Exercise material:
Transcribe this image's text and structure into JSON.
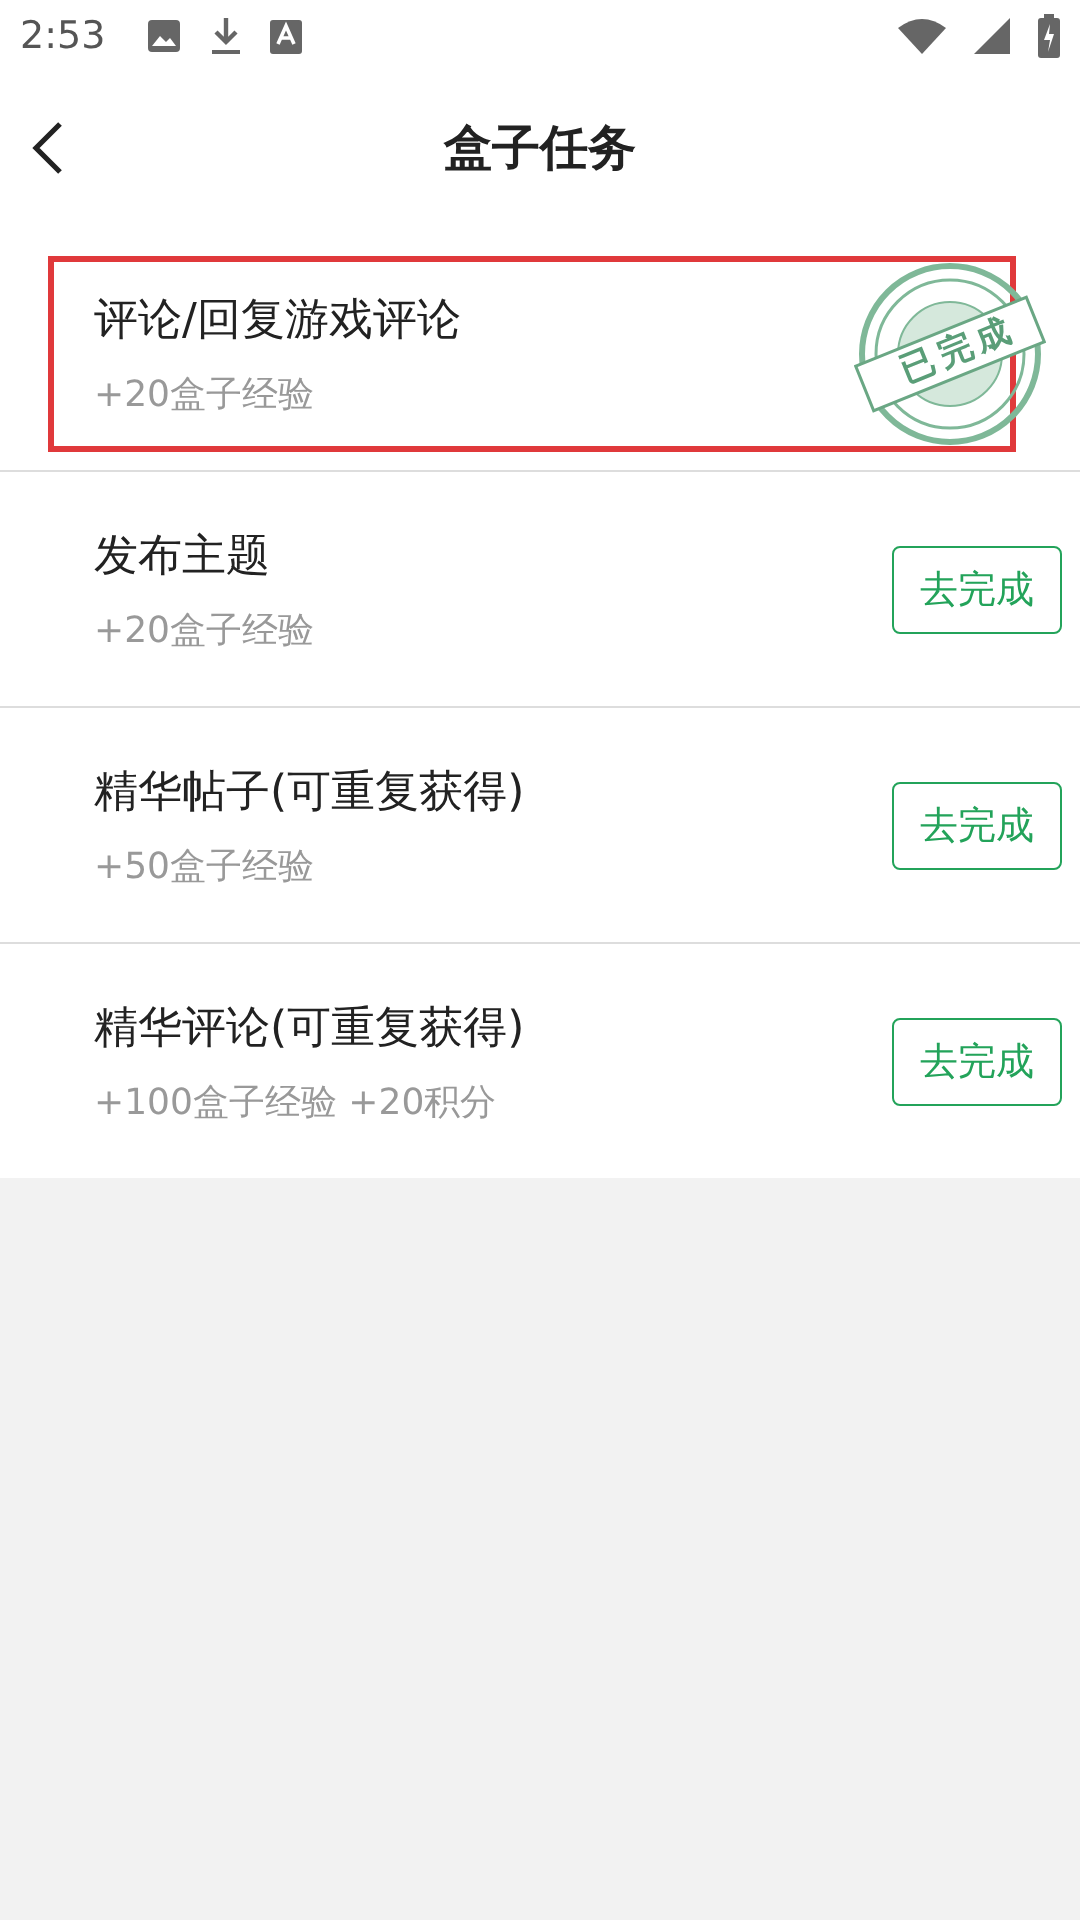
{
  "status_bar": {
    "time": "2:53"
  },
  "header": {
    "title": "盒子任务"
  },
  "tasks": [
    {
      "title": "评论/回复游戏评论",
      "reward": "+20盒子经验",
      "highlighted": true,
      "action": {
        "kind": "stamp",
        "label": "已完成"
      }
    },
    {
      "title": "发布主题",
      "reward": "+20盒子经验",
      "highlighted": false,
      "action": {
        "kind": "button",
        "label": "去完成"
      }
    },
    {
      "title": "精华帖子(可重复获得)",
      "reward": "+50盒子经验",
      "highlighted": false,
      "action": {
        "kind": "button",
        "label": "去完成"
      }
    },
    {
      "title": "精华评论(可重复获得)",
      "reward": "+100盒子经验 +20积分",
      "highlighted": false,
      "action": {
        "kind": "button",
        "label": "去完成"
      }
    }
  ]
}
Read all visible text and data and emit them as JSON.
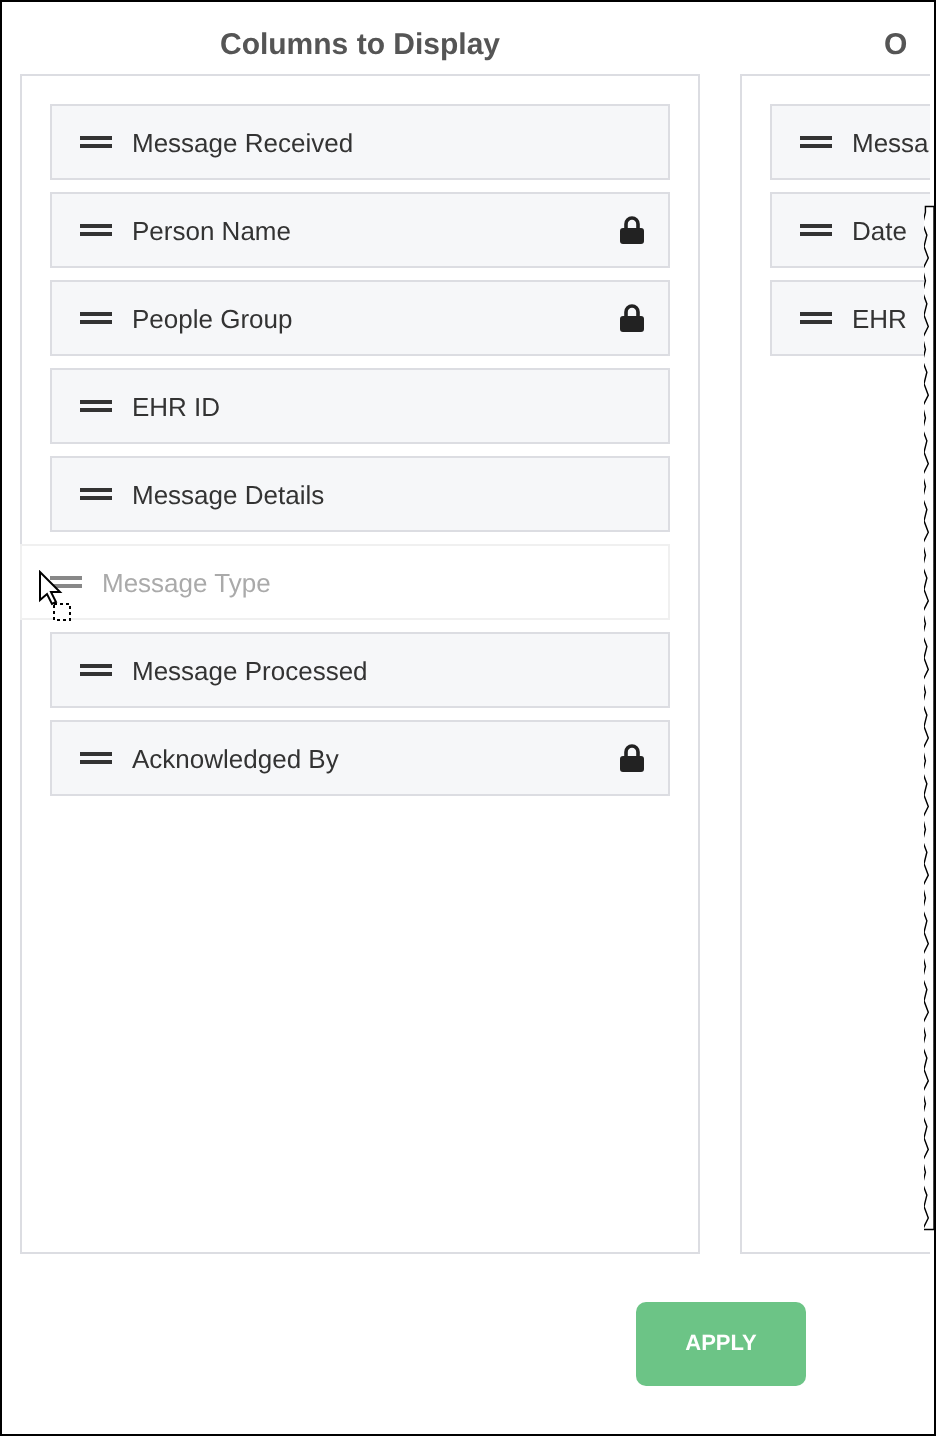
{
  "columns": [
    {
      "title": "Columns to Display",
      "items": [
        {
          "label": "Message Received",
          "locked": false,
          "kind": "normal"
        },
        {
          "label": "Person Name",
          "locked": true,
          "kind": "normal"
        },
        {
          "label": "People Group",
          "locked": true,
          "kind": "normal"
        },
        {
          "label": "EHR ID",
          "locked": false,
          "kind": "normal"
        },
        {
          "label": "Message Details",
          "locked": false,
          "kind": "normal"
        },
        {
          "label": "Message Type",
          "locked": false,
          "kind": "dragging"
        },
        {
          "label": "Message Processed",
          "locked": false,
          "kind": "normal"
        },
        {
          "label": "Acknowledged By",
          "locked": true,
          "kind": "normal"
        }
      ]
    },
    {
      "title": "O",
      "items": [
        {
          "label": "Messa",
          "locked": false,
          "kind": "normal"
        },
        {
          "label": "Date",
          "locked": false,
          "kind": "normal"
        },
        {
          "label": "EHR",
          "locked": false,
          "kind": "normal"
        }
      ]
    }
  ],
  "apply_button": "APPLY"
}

Exercise: Copy verbatim the span that opens at the line with "Read all visible" and closes at the final line of the listing. Do not carry over any pictures.

Response:
Read all visible text and data and emit them as JSON.
{
  "columns": [
    {
      "title": "Columns to Display",
      "items": [
        {
          "label": "Message Received",
          "locked": false,
          "kind": "normal"
        },
        {
          "label": "Person Name",
          "locked": true,
          "kind": "normal"
        },
        {
          "label": "People Group",
          "locked": true,
          "kind": "normal"
        },
        {
          "label": "EHR ID",
          "locked": false,
          "kind": "normal"
        },
        {
          "label": "Message Details",
          "locked": false,
          "kind": "normal"
        },
        {
          "label": "Message Type",
          "locked": false,
          "kind": "dragging"
        },
        {
          "label": "Message Processed",
          "locked": false,
          "kind": "normal"
        },
        {
          "label": "Acknowledged By",
          "locked": true,
          "kind": "normal"
        }
      ]
    },
    {
      "title": "O",
      "items": [
        {
          "label": "Messa",
          "locked": false,
          "kind": "normal"
        },
        {
          "label": "Date",
          "locked": false,
          "kind": "normal"
        },
        {
          "label": "EHR",
          "locked": false,
          "kind": "normal"
        }
      ]
    }
  ],
  "apply_button": "APPLY"
}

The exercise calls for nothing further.